## Stored data
_ _ _ _

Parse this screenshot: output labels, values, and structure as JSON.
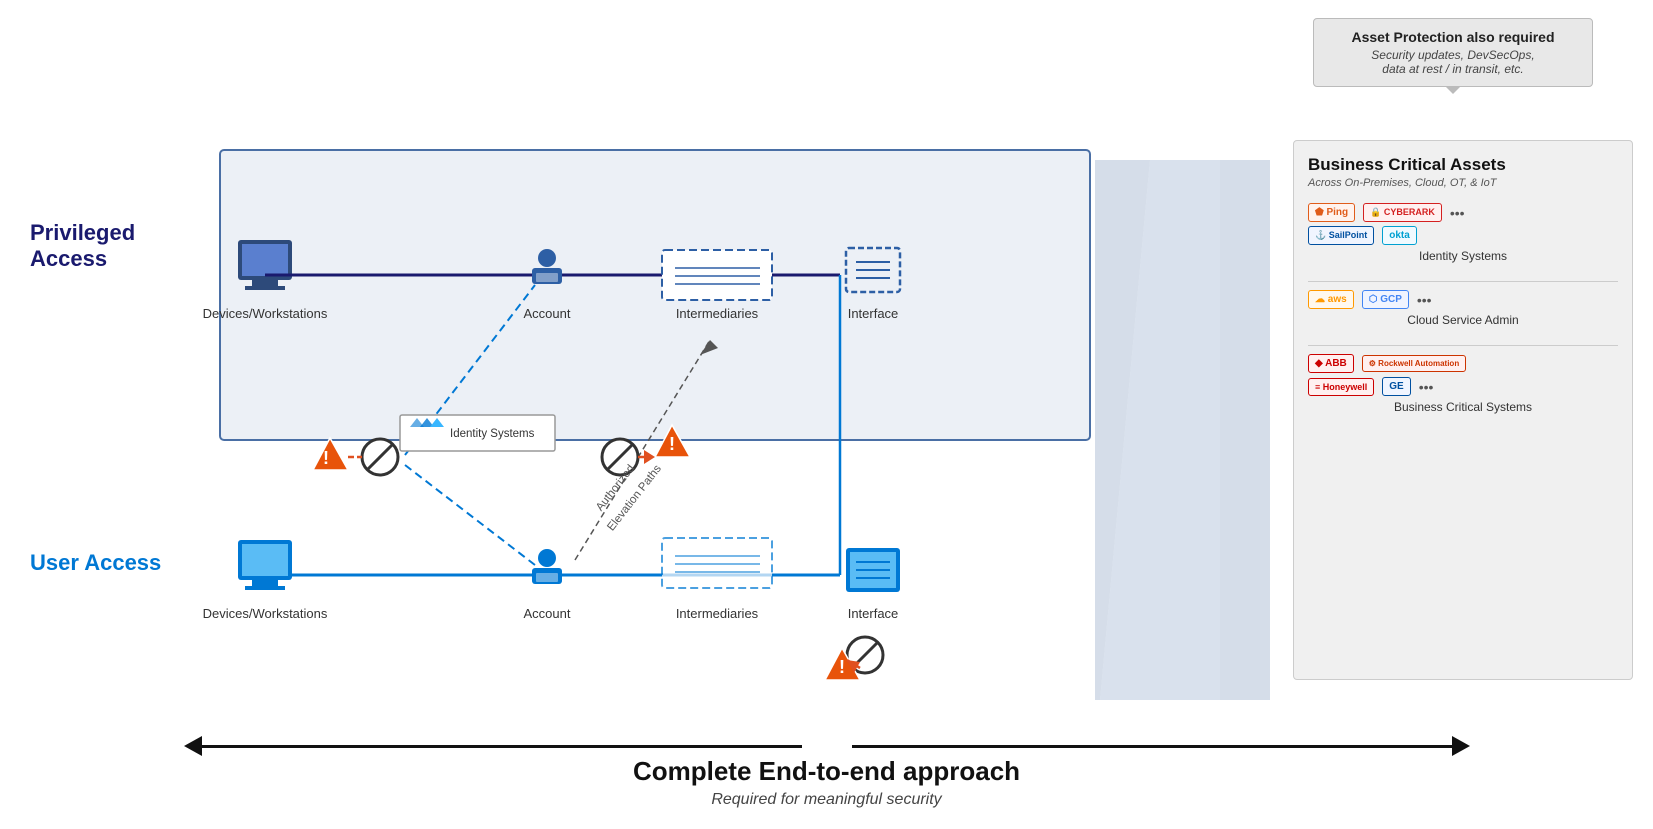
{
  "callout": {
    "title": "Asset Protection also required",
    "subtitle": "Security updates, DevSecOps,\ndata at rest / in transit, etc."
  },
  "labels": {
    "privileged_access": "Privileged Access",
    "user_access": "User Access"
  },
  "bca": {
    "title": "Business Critical Assets",
    "subtitle": "Across On-Premises, Cloud, OT, & IoT",
    "sections": [
      {
        "label": "Identity Systems",
        "logos": [
          "Ping",
          "CYBERARK",
          "SailPoint",
          "okta",
          "..."
        ]
      },
      {
        "label": "Cloud Service Admin",
        "logos": [
          "aws",
          "GCP",
          "..."
        ]
      },
      {
        "label": "Business Critical Systems",
        "logos": [
          "ABB",
          "Rockwell Automation",
          "Honeywell",
          "GE",
          "..."
        ]
      }
    ]
  },
  "privileged_row": {
    "items": [
      "Devices/Workstations",
      "Account",
      "Intermediaries",
      "Interface"
    ]
  },
  "user_row": {
    "items": [
      "Devices/Workstations",
      "Account",
      "Intermediaries",
      "Interface"
    ]
  },
  "middle": {
    "identity_systems_label": "Identity Systems",
    "authorized_elevation": "Authorized\nElevation Paths",
    "intermediaries_floating": "Intermediaries"
  },
  "bottom": {
    "title": "Complete End-to-end approach",
    "subtitle": "Required for meaningful security"
  }
}
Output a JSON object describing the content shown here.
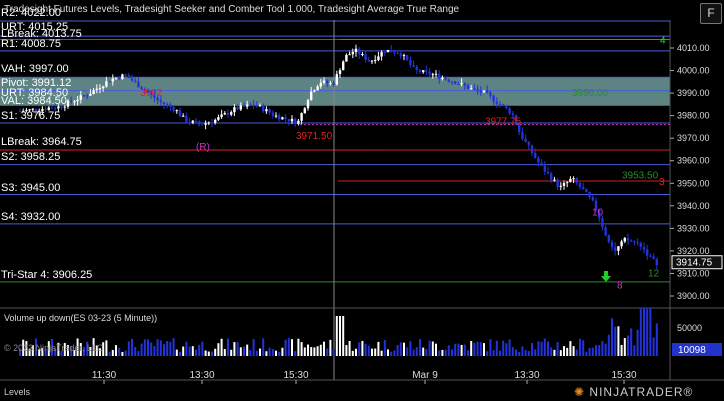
{
  "window": {
    "title": "Tradesight Futures Levels, Tradesight Seeker and Comber Tool 1.000, Tradesight Average True Range",
    "corner_button": "F",
    "footer_label": "Levels",
    "logo_text": "NINJATRADER",
    "logo_mark": "®"
  },
  "volume_panel": {
    "title": "Volume up down(ES 03-23 (5 Minute))",
    "copyright": "© 2023 NinjaTrader, LLC",
    "last_value": "10098",
    "axis_tick": "50000"
  },
  "price_axis": {
    "ticks": [
      "4010.00",
      "4000.00",
      "3990.00",
      "3980.00",
      "3970.00",
      "3960.00",
      "3950.00",
      "3940.00",
      "3930.00",
      "3920.00",
      "3910.00",
      "3900.00"
    ],
    "last_price": "3914.75",
    "tick_values": [
      4010,
      4000,
      3990,
      3980,
      3970,
      3960,
      3950,
      3940,
      3930,
      3920,
      3910,
      3900
    ]
  },
  "time_axis": {
    "labels": [
      "11:30",
      "13:30",
      "15:30",
      "Mar 9",
      "13:30",
      "15:30"
    ]
  },
  "levels": [
    {
      "label": "R2: 4022.00",
      "price": 4022.0,
      "color": "#4a5bd8"
    },
    {
      "label": "URT: 4015.25",
      "price": 4015.25,
      "color": "#4a5bd8"
    },
    {
      "label": "LBreak: 4013.75",
      "price": 4013.75,
      "color": "#d22"
    },
    {
      "label": "R1: 4008.75",
      "price": 4008.75,
      "color": "#4a5bd8"
    },
    {
      "label": "VAH: 3997.00",
      "price": 3997.0,
      "color": "#4a5bd8"
    },
    {
      "label": "Pivot: 3991.12",
      "price": 3991.12,
      "color": "#4a5bd8"
    },
    {
      "label": "URT: 3984.50",
      "price": 3984.5,
      "color": "#4a5bd8"
    },
    {
      "label": "VAL: 3984.50",
      "price": 3984.5,
      "color": "#d22"
    },
    {
      "label": "S1: 3976.75",
      "price": 3976.75,
      "color": "#4a5bd8"
    },
    {
      "label": "LBreak: 3964.75",
      "price": 3964.75,
      "color": "#d22"
    },
    {
      "label": "S2: 3958.25",
      "price": 3958.25,
      "color": "#4a5bd8"
    },
    {
      "label": "S3: 3945.00",
      "price": 3945.0,
      "color": "#4a5bd8"
    },
    {
      "label": "S4: 3932.00",
      "price": 3932.0,
      "color": "#4a5bd8"
    },
    {
      "label": "Tri-Star 4: 3906.25",
      "price": 3906.25,
      "color": "#2a8a2a"
    }
  ],
  "annotations": [
    {
      "text": "3971.50",
      "color": "#d22"
    },
    {
      "text": "3977.75",
      "color": "#d22"
    },
    {
      "text": "3953.50",
      "color": "#2a8a2a"
    },
    {
      "text": "3990.00",
      "color": "#2a8a2a"
    },
    {
      "text": "3992",
      "color": "#d22"
    },
    {
      "text": "(R)",
      "color": "#c3c"
    },
    {
      "text": "4",
      "color": "#2d2"
    },
    {
      "text": "3",
      "color": "#d22"
    },
    {
      "text": "8",
      "color": "#c3c"
    },
    {
      "text": "10",
      "color": "#c3c"
    },
    {
      "text": "12",
      "color": "#2a8a2a"
    }
  ],
  "colors": {
    "background": "#000000",
    "value_area": "#6f9a9a",
    "candle_up": "#ffffff",
    "candle_down": "#2233dd",
    "volume_up": "#ffffff",
    "volume_down": "#2233dd",
    "last_price_bg": "#111111",
    "volume_badge_bg": "#2233cc"
  },
  "icons": {
    "arrow_up": "green-up-arrow-icon"
  }
}
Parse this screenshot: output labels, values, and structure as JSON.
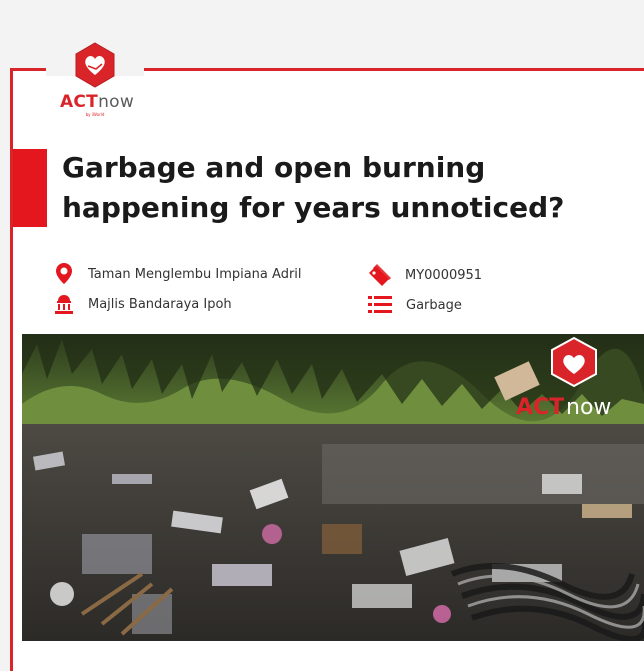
{
  "brand": {
    "act": "ACT",
    "now": "now",
    "tagline": "by iWorld"
  },
  "report": {
    "title": "Garbage and open burning happening for years unnoticed?",
    "location": "Taman Menglembu Impiana Adril",
    "council": "Majlis Bandaraya Ipoh",
    "report_id": "MY0000951",
    "category": "Garbage"
  },
  "photo": {
    "watermark_act": "ACT",
    "watermark_now": "now"
  },
  "colors": {
    "accent": "#d9252a",
    "title": "#1a1a1a",
    "text": "#333333"
  },
  "icons": [
    "location-pin-icon",
    "council-building-icon",
    "tag-icon",
    "list-icon",
    "heart-hand-icon"
  ]
}
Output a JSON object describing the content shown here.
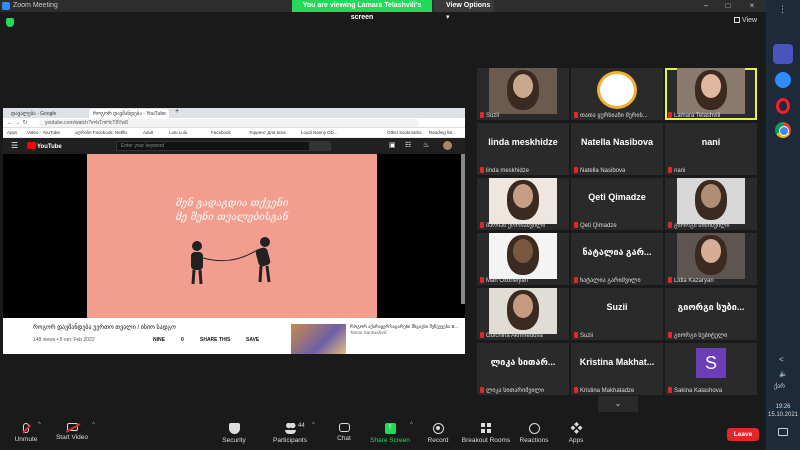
{
  "window": {
    "title": "Zoom Meeting",
    "banner": "You are viewing Lamara Telashvili's screen",
    "view_options": "View Options ▾"
  },
  "topbar": {
    "view_label": "View"
  },
  "browser": {
    "tabs": [
      "დავალება - Google",
      "როგორ დავშანდება - YouTube"
    ],
    "url": "youtube.com/watch?v=bTmHcT8Yw8",
    "bookmarks": [
      "Apps",
      "Video - YouTube",
      "ადრისი Facebook",
      "Netflix",
      "Adult",
      "Lulu Lulu",
      "Facebook",
      "Торрент Для всех",
      "Loyal Nanny DD...",
      "Other bookmarks",
      "Reading list"
    ],
    "yt_search_placeholder": "Enter your keyword",
    "video_caption_1": "შენ გადაგდია თქვენი",
    "video_caption_2": "მე შენი თვალებისგან",
    "video_title": "როგორ დავშანდება უერთო თვალი / ისიო სადგო",
    "video_meta": "148 views • 5 окт. Feb 2022",
    "actions": [
      "NINE",
      "0",
      "SHARE THIS",
      "SAVE"
    ],
    "rec_title": "როგორ აქარაყერ საგარები მსგავსი შეჩვევება B...",
    "rec_channel": "Tamar Santiashvili"
  },
  "participants": [
    {
      "name": "Suzii",
      "type": "photo",
      "big": ""
    },
    {
      "name": "თათა ყურსიაჩი მერის...",
      "type": "logo",
      "big": ""
    },
    {
      "name": "Lamara Telashvili",
      "type": "photo",
      "big": ""
    },
    {
      "name": "linda meskhidze",
      "type": "text",
      "big": "linda meskhidze"
    },
    {
      "name": "Natella Nasibova",
      "type": "text",
      "big": "Natella Nasibova"
    },
    {
      "name": "nani",
      "type": "text",
      "big": "nani"
    },
    {
      "name": "მარიამ ქორჩაშვილი",
      "type": "photo",
      "big": ""
    },
    {
      "name": "Qeti Qimadze",
      "type": "text",
      "big": "Qeti Qimadze"
    },
    {
      "name": "გიორგი ბიძიშვილი",
      "type": "photo",
      "big": ""
    },
    {
      "name": "Mari Oxbnelyan",
      "type": "photo",
      "big": ""
    },
    {
      "name": "ნატალია გარიშვილი",
      "type": "text",
      "big": "ნატალია გარ..."
    },
    {
      "name": "Lidia Kazaryan",
      "type": "photo",
      "big": ""
    },
    {
      "name": "Gulchina Akhmedova",
      "type": "photo",
      "big": ""
    },
    {
      "name": "Suzii",
      "type": "text",
      "big": "Suzii"
    },
    {
      "name": "გიორგი სუბიტული",
      "type": "text",
      "big": "გიორგი სუბი..."
    },
    {
      "name": "ლიკა სითარიშვილი",
      "type": "text",
      "big": "ლიკა სითარ..."
    },
    {
      "name": "Kristina Makhatadze",
      "type": "text",
      "big": "Kristina Makhat..."
    },
    {
      "name": "Sakina Kalashova",
      "type": "avatar",
      "big": "S"
    }
  ],
  "toolbar": {
    "unmute": "Unmute",
    "start_video": "Start Video",
    "security": "Security",
    "participants": "Participants",
    "participants_count": "44",
    "chat": "Chat",
    "share_screen": "Share Screen",
    "record": "Record",
    "breakout_rooms": "Breakout Rooms",
    "reactions": "Reactions",
    "apps": "Apps",
    "leave": "Leave"
  },
  "tray": {
    "lang": "ქარ",
    "time": "19:26",
    "date": "15.10.2021"
  },
  "colors": {
    "active_speaker": "#e4f54a",
    "share_green": "#23d959",
    "leave_red": "#e02828",
    "video_bg": "#f29d8e"
  }
}
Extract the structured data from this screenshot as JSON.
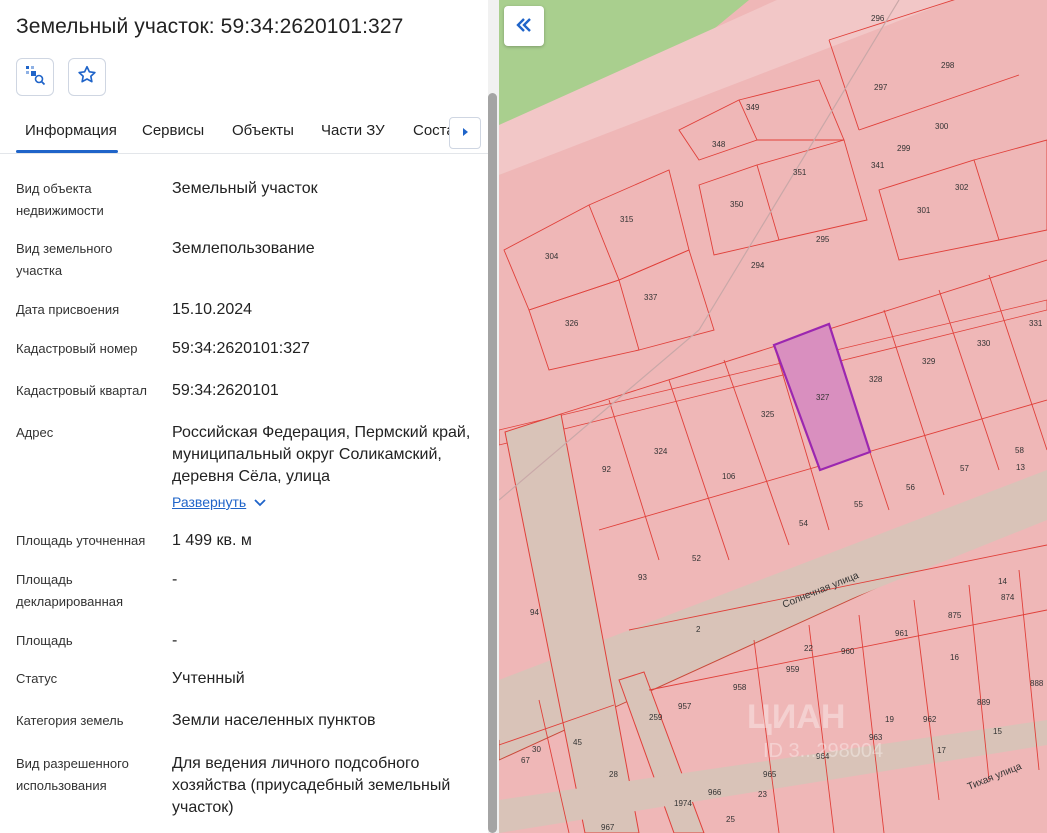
{
  "title": "Земельный участок: 59:34:2620101:327",
  "tabs": [
    "Информация",
    "Сервисы",
    "Объекты",
    "Части ЗУ",
    "Соста"
  ],
  "rows": [
    {
      "label": "Вид объекта недвижимости",
      "value": "Земельный участок"
    },
    {
      "label": "Вид земельного участка",
      "value": "Землепользование"
    },
    {
      "label": "Дата присвоения",
      "value": "15.10.2024"
    },
    {
      "label": "Кадастровый номер",
      "value": "59:34:2620101:327"
    },
    {
      "label": "Кадастровый квартал",
      "value": "59:34:2620101"
    },
    {
      "label": "Адрес",
      "value": "Российская Федерация, Пермский край, муниципальный округ Соликамский, деревня Сёла, улица"
    },
    {
      "label": "Площадь уточненная",
      "value": "1 499 кв. м"
    },
    {
      "label": "Площадь декларированная",
      "value": "-"
    },
    {
      "label": "Площадь",
      "value": "-"
    },
    {
      "label": "Статус",
      "value": "Учтенный"
    },
    {
      "label": "Категория земель",
      "value": "Земли населенных пунктов"
    },
    {
      "label": "Вид разрешенного использования",
      "value": "Для ведения личного подсобного хозяйства (приусадебный земельный участок)"
    }
  ],
  "expand_label": "Развернуть",
  "icons": {
    "map_search": "map-search-icon",
    "favorite": "star-icon",
    "tab_next": "chevron-right-icon",
    "collapse": "double-chevron-left-icon"
  },
  "colors": {
    "accent": "#1f64c9",
    "parcel_fill": "#efb7b7",
    "parcel_stroke": "#e0403a",
    "selected_stroke": "#9b27b0",
    "road": "#d9c3b8"
  },
  "map": {
    "streets": [
      "Солнечная улица",
      "Тихая улица"
    ],
    "selected_plot": "327",
    "plots": [
      "296",
      "298",
      "297",
      "300",
      "349",
      "348",
      "351",
      "299",
      "341",
      "302",
      "301",
      "315",
      "350",
      "295",
      "304",
      "294",
      "337",
      "326",
      "331",
      "330",
      "329",
      "328",
      "327",
      "325",
      "324",
      "92",
      "106",
      "13",
      "58",
      "57",
      "56",
      "55",
      "54",
      "52",
      "93",
      "94",
      "2",
      "14",
      "874",
      "875",
      "961",
      "960",
      "22",
      "16",
      "959",
      "958",
      "888",
      "889",
      "957",
      "19",
      "962",
      "259",
      "963",
      "17",
      "15",
      "964",
      "30",
      "45",
      "67",
      "965",
      "28",
      "23",
      "966",
      "1974",
      "25",
      "967"
    ]
  },
  "watermark": "ЦИАН",
  "watermark_id": "ID 3...298004"
}
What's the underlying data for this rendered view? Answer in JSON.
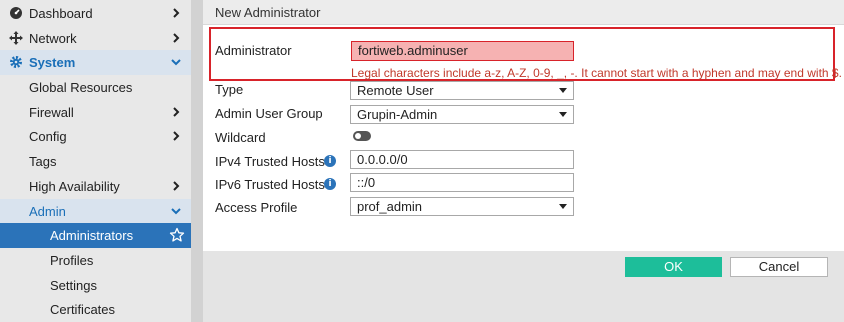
{
  "sidebar": {
    "items": [
      {
        "label": "Dashboard",
        "icon": "dashboard-icon",
        "chevron": "right"
      },
      {
        "label": "Network",
        "icon": "network-icon",
        "chevron": "right"
      },
      {
        "label": "System",
        "icon": "gear-icon",
        "chevron": "down"
      },
      {
        "label": "Global Resources",
        "chevron": "none"
      },
      {
        "label": "Firewall",
        "chevron": "right"
      },
      {
        "label": "Config",
        "chevron": "right"
      },
      {
        "label": "Tags",
        "chevron": "none"
      },
      {
        "label": "High Availability",
        "chevron": "right"
      },
      {
        "label": "Admin",
        "chevron": "down"
      },
      {
        "label": "Administrators",
        "icon": "star-icon"
      },
      {
        "label": "Profiles"
      },
      {
        "label": "Settings"
      },
      {
        "label": "Certificates"
      }
    ]
  },
  "panel": {
    "title": "New Administrator",
    "fields": {
      "administrator": {
        "label": "Administrator",
        "value": "fortiweb.adminuser",
        "error": "Legal characters include a-z, A-Z, 0-9, _, -. It cannot start with a hyphen and may end with $."
      },
      "type": {
        "label": "Type",
        "value": "Remote User"
      },
      "admin_user_group": {
        "label": "Admin User Group",
        "value": "Grupin-Admin"
      },
      "wildcard": {
        "label": "Wildcard",
        "enabled": false
      },
      "ipv4": {
        "label": "IPv4 Trusted Hosts",
        "value": "0.0.0.0/0"
      },
      "ipv6": {
        "label": "IPv6 Trusted Hosts",
        "value": "::/0"
      },
      "access_profile": {
        "label": "Access Profile",
        "value": "prof_admin"
      }
    }
  },
  "buttons": {
    "ok": "OK",
    "cancel": "Cancel"
  },
  "colors": {
    "accent": "#2b73b9",
    "ok": "#1dbe9a",
    "error": "#d8232a",
    "error_bg": "#f6b2b2"
  }
}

_ _ _ _

Gather all lines from the listing above in which "Natella" occurs.

      "name": "Natella Nasibova",
      "big": "Natella Nasibova"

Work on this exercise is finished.